**What is required**
Copy every line of the following data that includes the string "มภาพ".

(Stored data entries)
#####
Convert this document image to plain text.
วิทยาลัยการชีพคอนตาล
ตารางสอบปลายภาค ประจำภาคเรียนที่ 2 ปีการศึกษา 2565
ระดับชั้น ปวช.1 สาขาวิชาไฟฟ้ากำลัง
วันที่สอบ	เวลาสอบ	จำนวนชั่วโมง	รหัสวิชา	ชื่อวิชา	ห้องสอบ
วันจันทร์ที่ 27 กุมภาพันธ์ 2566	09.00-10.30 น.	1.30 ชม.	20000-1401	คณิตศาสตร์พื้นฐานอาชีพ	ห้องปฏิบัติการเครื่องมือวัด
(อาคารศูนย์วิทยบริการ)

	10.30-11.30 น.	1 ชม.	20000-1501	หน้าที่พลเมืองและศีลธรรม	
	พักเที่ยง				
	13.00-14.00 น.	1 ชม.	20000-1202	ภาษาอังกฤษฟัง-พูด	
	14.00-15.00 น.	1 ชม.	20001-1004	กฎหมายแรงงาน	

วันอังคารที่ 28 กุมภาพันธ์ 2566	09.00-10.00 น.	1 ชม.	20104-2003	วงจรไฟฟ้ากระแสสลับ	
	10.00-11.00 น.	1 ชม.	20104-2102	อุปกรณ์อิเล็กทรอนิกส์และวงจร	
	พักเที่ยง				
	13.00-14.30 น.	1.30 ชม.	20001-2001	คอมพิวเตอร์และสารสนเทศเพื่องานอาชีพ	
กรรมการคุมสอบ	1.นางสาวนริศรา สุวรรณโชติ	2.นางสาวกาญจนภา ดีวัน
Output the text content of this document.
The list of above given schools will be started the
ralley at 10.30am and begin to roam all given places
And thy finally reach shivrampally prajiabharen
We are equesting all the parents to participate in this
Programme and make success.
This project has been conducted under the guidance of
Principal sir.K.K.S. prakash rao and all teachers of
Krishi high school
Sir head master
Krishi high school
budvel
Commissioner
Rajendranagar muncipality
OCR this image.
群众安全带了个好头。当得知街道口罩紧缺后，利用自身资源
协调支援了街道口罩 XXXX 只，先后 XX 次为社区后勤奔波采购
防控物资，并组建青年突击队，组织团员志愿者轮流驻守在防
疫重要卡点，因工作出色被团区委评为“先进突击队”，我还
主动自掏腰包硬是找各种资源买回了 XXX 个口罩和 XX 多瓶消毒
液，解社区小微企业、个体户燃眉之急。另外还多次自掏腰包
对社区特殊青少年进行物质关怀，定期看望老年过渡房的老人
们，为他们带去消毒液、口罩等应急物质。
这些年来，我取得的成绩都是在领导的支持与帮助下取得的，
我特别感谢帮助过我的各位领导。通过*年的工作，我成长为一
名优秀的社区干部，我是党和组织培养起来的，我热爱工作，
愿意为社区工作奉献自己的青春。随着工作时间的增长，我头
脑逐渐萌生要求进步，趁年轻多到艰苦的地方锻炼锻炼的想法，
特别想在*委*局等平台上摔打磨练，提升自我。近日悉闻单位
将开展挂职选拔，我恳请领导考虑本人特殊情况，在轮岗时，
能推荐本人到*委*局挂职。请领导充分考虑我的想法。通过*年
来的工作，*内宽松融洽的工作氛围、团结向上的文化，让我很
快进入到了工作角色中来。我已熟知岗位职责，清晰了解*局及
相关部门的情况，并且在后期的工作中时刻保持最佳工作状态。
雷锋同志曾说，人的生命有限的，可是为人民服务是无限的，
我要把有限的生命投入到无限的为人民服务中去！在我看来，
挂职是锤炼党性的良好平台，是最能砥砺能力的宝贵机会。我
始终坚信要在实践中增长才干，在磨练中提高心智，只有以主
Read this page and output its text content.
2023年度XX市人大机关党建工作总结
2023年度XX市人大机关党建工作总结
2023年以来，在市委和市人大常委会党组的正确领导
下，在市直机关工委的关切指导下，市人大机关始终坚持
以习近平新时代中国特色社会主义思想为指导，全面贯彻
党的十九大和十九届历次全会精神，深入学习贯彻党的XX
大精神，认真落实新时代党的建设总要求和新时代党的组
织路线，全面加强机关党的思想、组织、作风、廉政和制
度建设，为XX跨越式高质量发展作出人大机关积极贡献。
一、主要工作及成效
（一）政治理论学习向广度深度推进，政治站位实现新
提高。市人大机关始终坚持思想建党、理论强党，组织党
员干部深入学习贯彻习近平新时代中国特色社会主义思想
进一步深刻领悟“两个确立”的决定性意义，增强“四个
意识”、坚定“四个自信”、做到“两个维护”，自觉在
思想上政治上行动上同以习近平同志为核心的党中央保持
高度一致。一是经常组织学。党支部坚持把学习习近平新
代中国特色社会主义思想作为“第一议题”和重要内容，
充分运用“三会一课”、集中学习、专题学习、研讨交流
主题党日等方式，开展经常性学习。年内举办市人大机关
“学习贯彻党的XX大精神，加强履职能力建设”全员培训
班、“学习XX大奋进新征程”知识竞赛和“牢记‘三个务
#####
**Output for this exercise**
วันจันทร์ที่ 27 กุมภาพันธ์ 2566	09.00-10.30 น.	1.30 ชม.	20000-1401	คณิตศาสตร์พื้นฐานอาชีพ	ห้องปฏิบัติการเครื่องมือวัด
วันอังคารที่ 28 กุมภาพันธ์ 2566	09.00-10.00 น.	1 ชม.	20104-2003	วงจรไฟฟ้ากระแสสลับ	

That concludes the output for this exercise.